_What you will do_
Each line of the listing must be transcribed exactly, except for the images, which should be excluded.
>> begin Supplied material
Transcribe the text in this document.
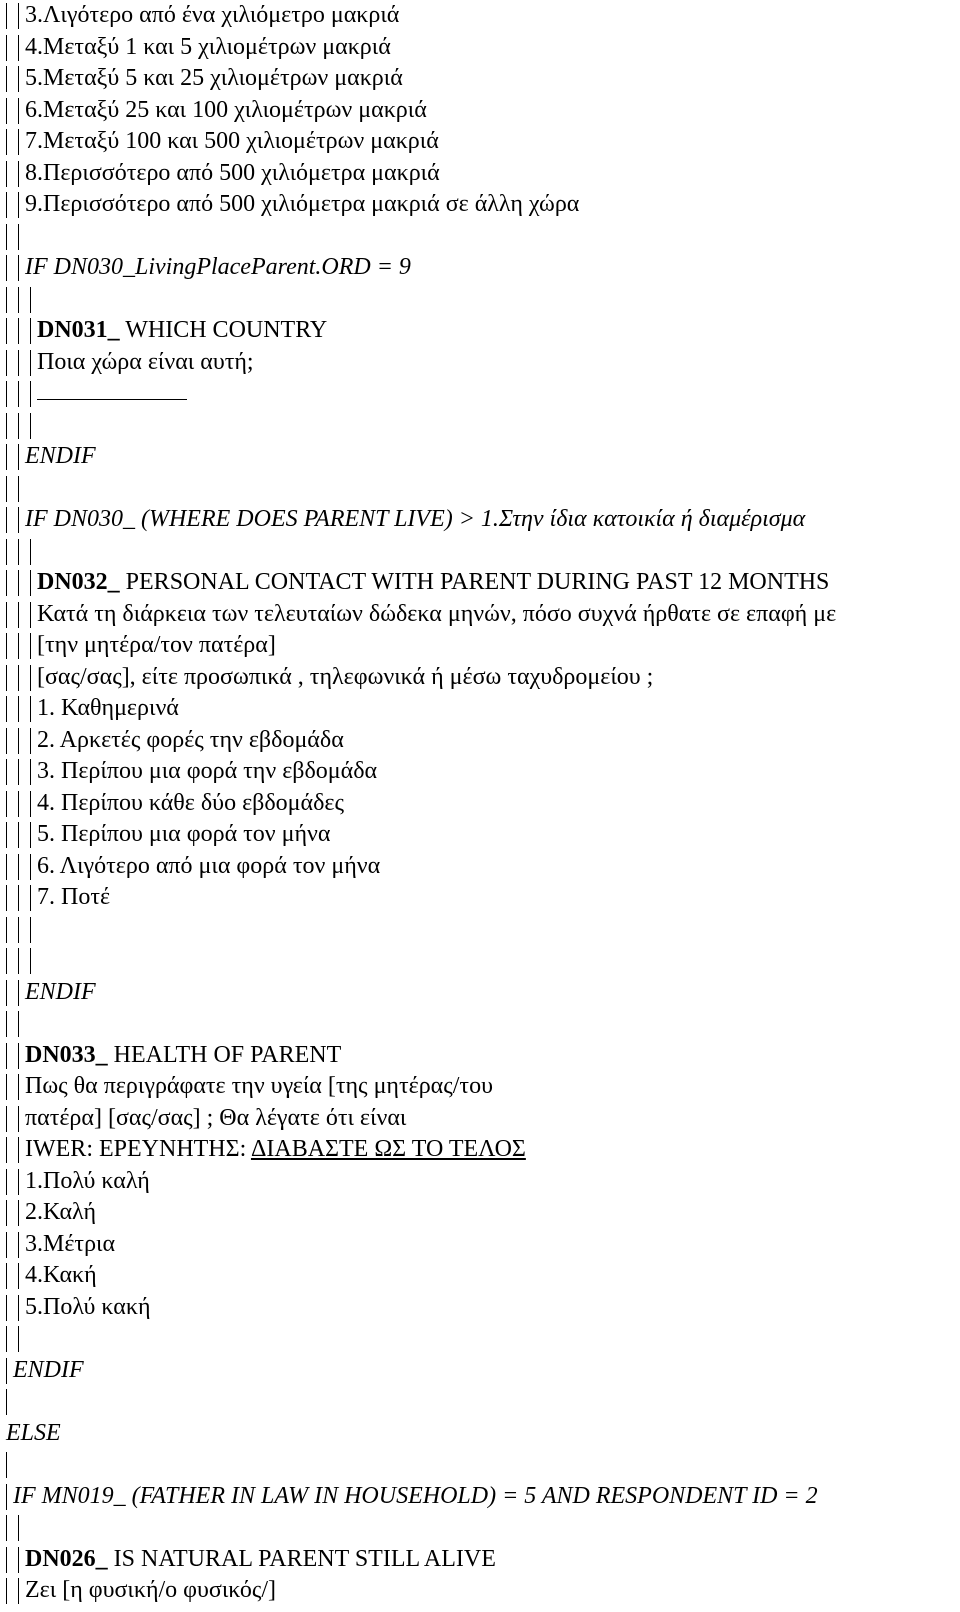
3.Λιγότερο από ένα χιλιόμετρο μακριά
4.Μεταξύ 1 και 5 χιλιομέτρων μακριά
5.Μεταξύ 5 και 25 χιλιομέτρων μακριά
6.Μεταξύ 25 και 100 χιλιομέτρων μακριά
7.Μεταξύ 100 και 500 χιλιομέτρων μακριά
8.Περισσότερο από 500 χιλιόμετρα μακριά
9.Περισσότερο από 500 χιλιόμετρα μακριά σε άλλη χώρα
IF DN030_LivingPlaceParent.ORD = 9
DN031_ WHICH COUNTRY
Ποια χώρα είναι αυτή;
ENDIF
IF DN030_ (WHERE DOES PARENT LIVE) > 1.Στην ίδια κατοικία ή διαμέρισμα
DN032_ PERSONAL CONTACT WITH PARENT DURING PAST 12 MONTHS
Κατά τη διάρκεια των τελευταίων δώδεκα μηνών, πόσο συχνά ήρθατε σε επαφή με
[την μητέρα/τον πατέρα]
[σας/σας], είτε προσωπικά , τηλεφωνικά ή μέσω ταχυδρομείου ;
1. Καθημερινά
2. Αρκετές φορές την εβδομάδα
3. Περίπου μια φορά την εβδομάδα
4. Περίπου κάθε δύο εβδομάδες
5. Περίπου μια φορά τον μήνα
6. Λιγότερο από μια φορά τον μήνα
7. Ποτέ
ENDIF
DN033_ HEALTH OF PARENT
Πως θα περιγράφατε την υγεία [της μητέρας/του
πατέρα] [σας/σας] ; Θα λέγατε ότι είναι
IWER: ΕΡΕΥΝΗΤΗΣ: ΔΙΑΒΑΣΤΕ ΩΣ ΤΟ ΤΕΛΟΣ
1.Πολύ καλή
2.Καλή
3.Μέτρια
4.Κακή
5.Πολύ κακή
ENDIF
ELSE
IF MN019_ (FATHER IN LAW IN HOUSEHOLD) = 5 AND RESPONDENT ID = 2
DN026_ IS NATURAL PARENT STILL ALIVE
Ζει [η φυσική/ο φυσικός/]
>> end Supplied material
_Written response_
Transcribe the text in this document.
3.Λιγότερο από ένα χιλιόμετρο μακριά
4.Μεταξύ 1 και 5 χιλιομέτρων μακριά
5.Μεταξύ 5 και 25 χιλιομέτρων μακριά
6.Μεταξύ 25 και 100 χιλιομέτρων μακριά
7.Μεταξύ 100 και 500 χιλιομέτρων μακριά
8.Περισσότερο από 500 χιλιόμετρα μακριά
9.Περισσότερο από 500 χιλιόμετρα μακριά σε άλλη χώρα
IF DN030_LivingPlaceParent.ORD = 9
DN031_ WHICH COUNTRY
Ποια χώρα είναι αυτή;
ENDIF
IF DN030_ (WHERE DOES PARENT LIVE) > 1.Στην ίδια κατοικία ή διαμέρισμα
DN032_ PERSONAL CONTACT WITH PARENT DURING PAST 12 MONTHS
Κατά τη διάρκεια των τελευταίων δώδεκα μηνών, πόσο συχνά ήρθατε σε επαφή με
[την μητέρα/τον πατέρα]
[σας/σας], είτε προσωπικά , τηλεφωνικά ή μέσω ταχυδρομείου ;
1. Καθημερινά
2. Αρκετές φορές την εβδομάδα
3. Περίπου μια φορά την εβδομάδα
4. Περίπου κάθε δύο εβδομάδες
5. Περίπου μια φορά τον μήνα
6. Λιγότερο από μια φορά τον μήνα
7. Ποτέ
ENDIF
DN033_ HEALTH OF PARENT
Πως θα περιγράφατε την υγεία [της μητέρας/του
πατέρα] [σας/σας] ; Θα λέγατε ότι είναι
IWER: ΕΡΕΥΝΗΤΗΣ: ΔΙΑΒΑΣΤΕ ΩΣ ΤΟ ΤΕΛΟΣ
1.Πολύ καλή
2.Καλή
3.Μέτρια
4.Κακή
5.Πολύ κακή
ENDIF
ELSE
IF MN019_ (FATHER IN LAW IN HOUSEHOLD) = 5 AND RESPONDENT ID = 2
DN026_ IS NATURAL PARENT STILL ALIVE
Ζει [η φυσική/ο φυσικός/]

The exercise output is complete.